- [PROBLEM STATEMENT] Pictures are excluded. Copy exactly, and only, the lines from the one containing "Serialize everything readable" through the one containing "Convert this chart to structured JSON data.", both ends included.

======

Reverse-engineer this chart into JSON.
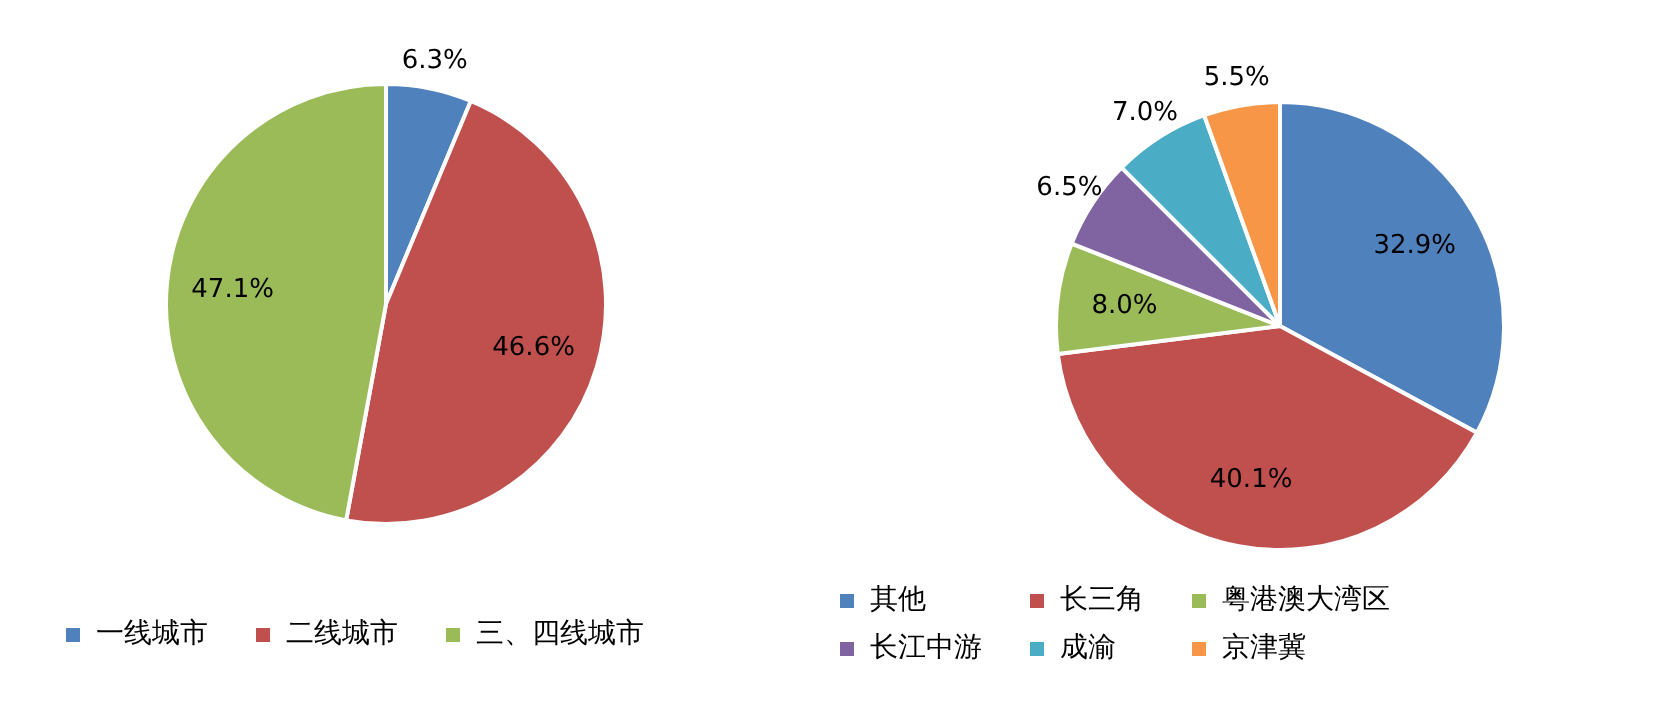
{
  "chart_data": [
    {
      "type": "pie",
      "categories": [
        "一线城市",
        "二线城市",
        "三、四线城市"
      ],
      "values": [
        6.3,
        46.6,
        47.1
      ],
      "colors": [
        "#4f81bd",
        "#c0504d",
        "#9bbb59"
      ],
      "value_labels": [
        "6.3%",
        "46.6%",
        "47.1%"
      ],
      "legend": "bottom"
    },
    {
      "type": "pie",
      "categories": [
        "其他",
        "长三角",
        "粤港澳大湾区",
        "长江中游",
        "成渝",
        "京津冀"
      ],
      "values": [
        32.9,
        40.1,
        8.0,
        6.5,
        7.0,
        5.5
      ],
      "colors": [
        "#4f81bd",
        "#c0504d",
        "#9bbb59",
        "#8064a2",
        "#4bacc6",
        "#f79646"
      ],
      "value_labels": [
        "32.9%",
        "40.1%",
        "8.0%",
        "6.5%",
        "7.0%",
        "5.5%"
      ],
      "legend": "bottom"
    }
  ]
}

======

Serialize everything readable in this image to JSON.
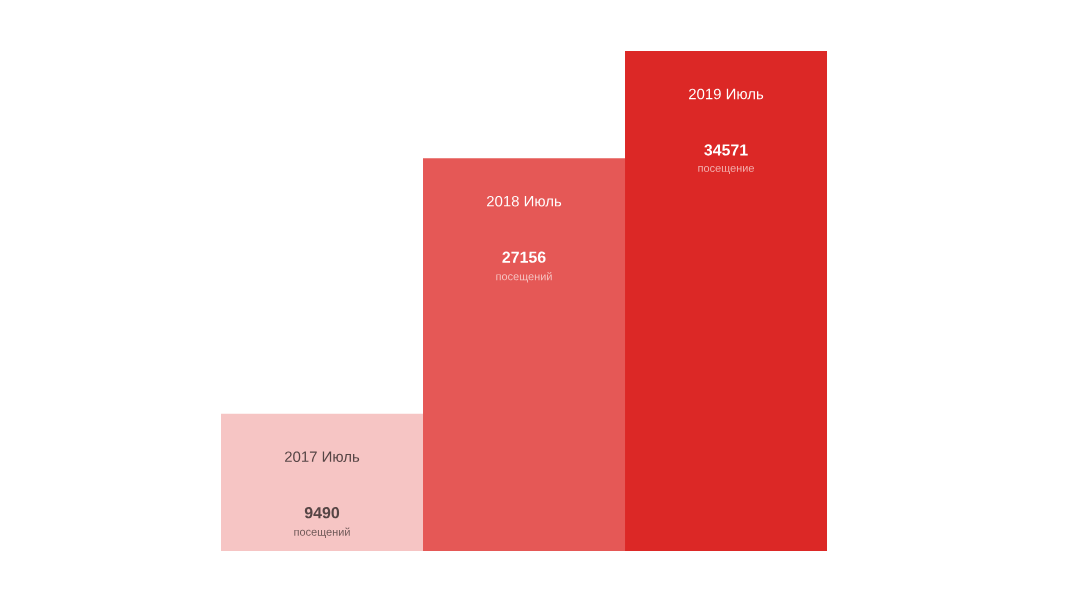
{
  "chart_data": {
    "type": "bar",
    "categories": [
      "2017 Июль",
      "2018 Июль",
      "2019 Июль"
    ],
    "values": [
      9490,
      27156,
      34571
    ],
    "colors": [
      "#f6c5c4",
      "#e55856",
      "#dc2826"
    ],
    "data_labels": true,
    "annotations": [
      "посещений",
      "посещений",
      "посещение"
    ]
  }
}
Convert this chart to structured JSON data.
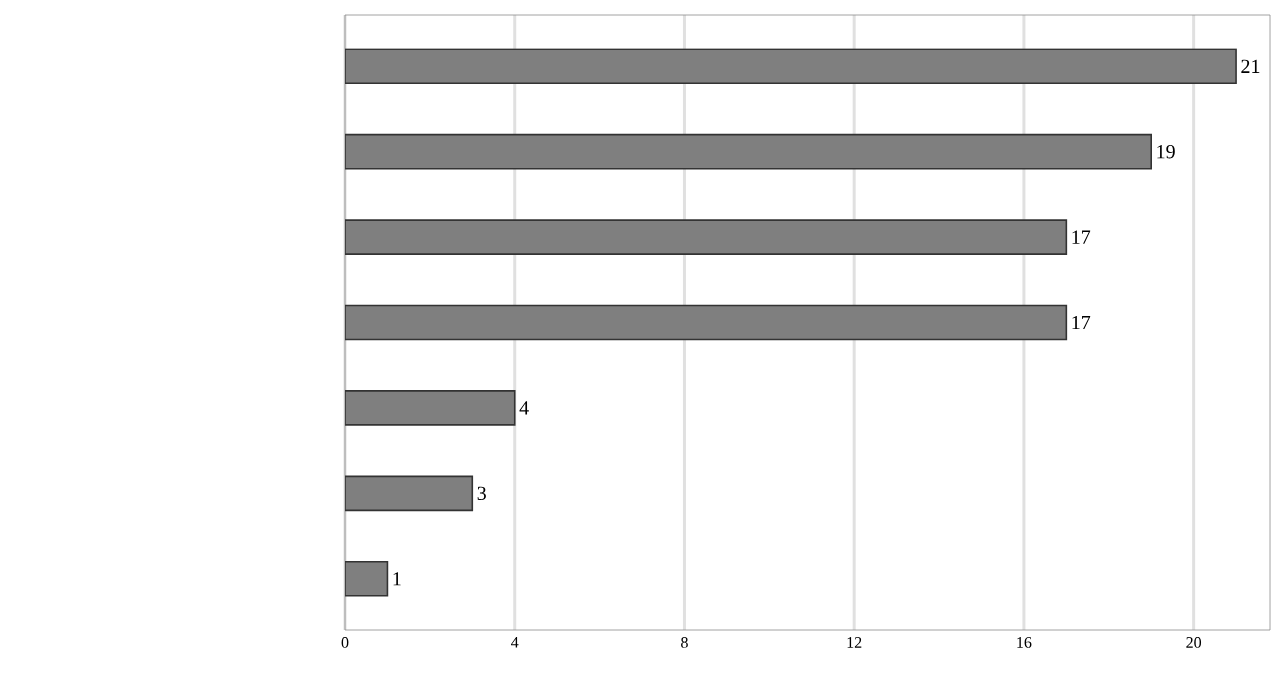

======

- [ANSWER TO THE TASK]
Serialize everything readable in this image to JSON.
{
  "chart_data": {
    "type": "bar",
    "categories": [
      "2017 Июль",
      "2018 Июль",
      "2019 Июль"
    ],
    "values": [
      9490,
      27156,
      34571
    ],
    "colors": [
      "#f6c5c4",
      "#e55856",
      "#dc2826"
    ],
    "data_labels": true,
    "annotations": [
      "посещений",
      "посещений",
      "посещение"
    ]
  }
}
Convert this chart to structured JSON data.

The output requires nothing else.